[SUPPLIED DATA Boundary: Start]
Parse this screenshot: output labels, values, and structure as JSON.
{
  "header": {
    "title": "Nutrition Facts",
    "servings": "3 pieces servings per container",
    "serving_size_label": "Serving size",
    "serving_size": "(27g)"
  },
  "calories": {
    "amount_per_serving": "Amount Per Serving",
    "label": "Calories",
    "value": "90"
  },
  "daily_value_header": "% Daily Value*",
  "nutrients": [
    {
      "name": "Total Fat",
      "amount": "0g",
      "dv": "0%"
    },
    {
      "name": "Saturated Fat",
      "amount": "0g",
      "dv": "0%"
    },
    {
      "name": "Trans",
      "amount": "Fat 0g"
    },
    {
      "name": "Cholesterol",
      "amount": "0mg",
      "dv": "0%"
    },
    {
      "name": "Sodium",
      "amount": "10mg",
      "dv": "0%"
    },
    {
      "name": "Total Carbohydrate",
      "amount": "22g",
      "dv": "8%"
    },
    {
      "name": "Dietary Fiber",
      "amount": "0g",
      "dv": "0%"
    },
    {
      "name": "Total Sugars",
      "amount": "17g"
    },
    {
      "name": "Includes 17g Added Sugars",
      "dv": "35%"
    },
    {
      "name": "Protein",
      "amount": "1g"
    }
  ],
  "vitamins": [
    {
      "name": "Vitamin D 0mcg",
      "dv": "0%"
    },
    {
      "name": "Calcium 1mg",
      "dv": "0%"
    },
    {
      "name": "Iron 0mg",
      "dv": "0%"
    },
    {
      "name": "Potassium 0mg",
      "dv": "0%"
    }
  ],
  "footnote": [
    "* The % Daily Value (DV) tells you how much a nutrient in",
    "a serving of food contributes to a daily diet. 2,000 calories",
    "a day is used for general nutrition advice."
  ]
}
[SUPPLIED DATA Boundary: End]
### PROBLEM
The lines you need are those holding the word "Total"; copy each of them from the material above.

### ANSWER TO THE EXERCISE
      "name": "Total Fat",
      "name": "Total Carbohydrate",
      "name": "Total Sugars",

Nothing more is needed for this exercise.